**WHAT IS EXPECTED**
Provide an exact reproduction of every entry.

--- BEGIN GIVEN RECORDS ---

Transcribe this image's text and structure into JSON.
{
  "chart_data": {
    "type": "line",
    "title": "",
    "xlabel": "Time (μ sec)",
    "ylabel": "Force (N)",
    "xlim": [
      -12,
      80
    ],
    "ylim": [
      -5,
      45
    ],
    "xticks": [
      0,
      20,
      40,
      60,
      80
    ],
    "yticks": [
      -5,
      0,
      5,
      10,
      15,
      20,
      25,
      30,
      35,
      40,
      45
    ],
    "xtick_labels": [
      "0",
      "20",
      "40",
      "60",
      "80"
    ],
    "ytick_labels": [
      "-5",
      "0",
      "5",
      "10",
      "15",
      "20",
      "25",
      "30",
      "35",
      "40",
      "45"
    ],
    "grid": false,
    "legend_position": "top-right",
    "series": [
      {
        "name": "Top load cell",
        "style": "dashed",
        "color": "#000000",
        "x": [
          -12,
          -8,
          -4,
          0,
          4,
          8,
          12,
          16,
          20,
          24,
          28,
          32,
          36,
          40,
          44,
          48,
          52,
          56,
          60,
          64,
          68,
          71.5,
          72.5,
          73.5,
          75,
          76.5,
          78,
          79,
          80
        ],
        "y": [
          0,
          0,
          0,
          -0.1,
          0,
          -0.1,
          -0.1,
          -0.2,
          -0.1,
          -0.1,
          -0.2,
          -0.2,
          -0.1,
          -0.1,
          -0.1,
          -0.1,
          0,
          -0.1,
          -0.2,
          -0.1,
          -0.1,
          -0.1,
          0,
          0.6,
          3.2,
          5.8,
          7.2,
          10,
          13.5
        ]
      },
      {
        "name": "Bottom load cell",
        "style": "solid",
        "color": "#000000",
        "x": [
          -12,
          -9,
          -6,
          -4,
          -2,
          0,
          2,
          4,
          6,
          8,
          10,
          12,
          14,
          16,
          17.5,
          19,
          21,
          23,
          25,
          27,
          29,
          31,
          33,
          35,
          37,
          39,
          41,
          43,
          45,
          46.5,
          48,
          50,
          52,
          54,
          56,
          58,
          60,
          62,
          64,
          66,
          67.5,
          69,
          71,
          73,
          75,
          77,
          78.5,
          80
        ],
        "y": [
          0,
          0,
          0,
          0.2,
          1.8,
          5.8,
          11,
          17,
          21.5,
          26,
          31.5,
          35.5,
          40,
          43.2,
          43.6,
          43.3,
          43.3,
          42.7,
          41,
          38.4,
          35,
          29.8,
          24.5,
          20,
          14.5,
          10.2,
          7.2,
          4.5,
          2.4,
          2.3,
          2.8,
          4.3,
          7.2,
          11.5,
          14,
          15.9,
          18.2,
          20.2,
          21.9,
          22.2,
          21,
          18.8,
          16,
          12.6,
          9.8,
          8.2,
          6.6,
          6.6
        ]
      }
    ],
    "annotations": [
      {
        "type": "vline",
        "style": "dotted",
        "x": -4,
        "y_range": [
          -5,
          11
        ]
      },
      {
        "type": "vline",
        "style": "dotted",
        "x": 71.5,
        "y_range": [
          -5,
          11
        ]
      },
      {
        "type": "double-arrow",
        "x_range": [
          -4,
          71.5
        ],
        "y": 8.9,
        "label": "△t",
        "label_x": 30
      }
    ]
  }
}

--- END GIVEN RECORDS ---

**WRITTEN ANSWER**
Transcribe this image's text and structure into JSON.
{
  "chart_data": {
    "type": "line",
    "title": "",
    "xlabel": "Time (μ sec)",
    "ylabel": "Force (N)",
    "xlim": [
      -12,
      80
    ],
    "ylim": [
      -5,
      45
    ],
    "xticks": [
      0,
      20,
      40,
      60,
      80
    ],
    "yticks": [
      -5,
      0,
      5,
      10,
      15,
      20,
      25,
      30,
      35,
      40,
      45
    ],
    "xtick_labels": [
      "0",
      "20",
      "40",
      "60",
      "80"
    ],
    "ytick_labels": [
      "-5",
      "0",
      "5",
      "10",
      "15",
      "20",
      "25",
      "30",
      "35",
      "40",
      "45"
    ],
    "grid": false,
    "legend_position": "top-right",
    "series": [
      {
        "name": "Top load cell",
        "style": "dashed",
        "color": "#000000",
        "x": [
          -12,
          -8,
          -4,
          0,
          4,
          8,
          12,
          16,
          20,
          24,
          28,
          32,
          36,
          40,
          44,
          48,
          52,
          56,
          60,
          64,
          68,
          71.5,
          72.5,
          73.5,
          75,
          76.5,
          78,
          79,
          80
        ],
        "y": [
          0,
          0,
          0,
          -0.1,
          0,
          -0.1,
          -0.1,
          -0.2,
          -0.1,
          -0.1,
          -0.2,
          -0.2,
          -0.1,
          -0.1,
          -0.1,
          -0.1,
          0,
          -0.1,
          -0.2,
          -0.1,
          -0.1,
          -0.1,
          0,
          0.6,
          3.2,
          5.8,
          7.2,
          10,
          13.5
        ]
      },
      {
        "name": "Bottom load cell",
        "style": "solid",
        "color": "#000000",
        "x": [
          -12,
          -9,
          -6,
          -4,
          -2,
          0,
          2,
          4,
          6,
          8,
          10,
          12,
          14,
          16,
          17.5,
          19,
          21,
          23,
          25,
          27,
          29,
          31,
          33,
          35,
          37,
          39,
          41,
          43,
          45,
          46.5,
          48,
          50,
          52,
          54,
          56,
          58,
          60,
          62,
          64,
          66,
          67.5,
          69,
          71,
          73,
          75,
          77,
          78.5,
          80
        ],
        "y": [
          0,
          0,
          0,
          0.2,
          1.8,
          5.8,
          11,
          17,
          21.5,
          26,
          31.5,
          35.5,
          40,
          43.2,
          43.6,
          43.3,
          43.3,
          42.7,
          41,
          38.4,
          35,
          29.8,
          24.5,
          20,
          14.5,
          10.2,
          7.2,
          4.5,
          2.4,
          2.3,
          2.8,
          4.3,
          7.2,
          11.5,
          14,
          15.9,
          18.2,
          20.2,
          21.9,
          22.2,
          21,
          18.8,
          16,
          12.6,
          9.8,
          8.2,
          6.6,
          6.6
        ]
      }
    ],
    "annotations": [
      {
        "type": "vline",
        "style": "dotted",
        "x": -4,
        "y_range": [
          -5,
          11
        ]
      },
      {
        "type": "vline",
        "style": "dotted",
        "x": 71.5,
        "y_range": [
          -5,
          11
        ]
      },
      {
        "type": "double-arrow",
        "x_range": [
          -4,
          71.5
        ],
        "y": 8.9,
        "label": "△t",
        "label_x": 30
      }
    ]
  }
}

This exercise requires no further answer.